*Exercise aim*
Locate the word "Polyester" in the entries below, then gather every line that holds it.

*Dataset records*

Begin

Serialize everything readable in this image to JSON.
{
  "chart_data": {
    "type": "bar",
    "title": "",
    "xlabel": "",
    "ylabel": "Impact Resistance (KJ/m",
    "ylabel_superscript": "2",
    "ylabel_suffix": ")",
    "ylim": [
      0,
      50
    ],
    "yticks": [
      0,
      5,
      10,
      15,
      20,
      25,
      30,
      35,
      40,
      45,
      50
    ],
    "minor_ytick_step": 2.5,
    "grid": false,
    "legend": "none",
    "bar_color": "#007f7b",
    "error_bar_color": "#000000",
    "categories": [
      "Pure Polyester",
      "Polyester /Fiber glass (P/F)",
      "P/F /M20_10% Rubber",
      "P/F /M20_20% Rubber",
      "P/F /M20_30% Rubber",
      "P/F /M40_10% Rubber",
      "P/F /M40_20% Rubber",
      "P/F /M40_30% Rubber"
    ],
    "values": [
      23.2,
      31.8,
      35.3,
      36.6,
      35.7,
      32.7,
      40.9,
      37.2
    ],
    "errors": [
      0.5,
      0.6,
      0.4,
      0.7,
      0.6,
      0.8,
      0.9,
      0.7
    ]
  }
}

End

*Response*
      "Pure Polyester",
      "Polyester /Fiber glass (P/F)",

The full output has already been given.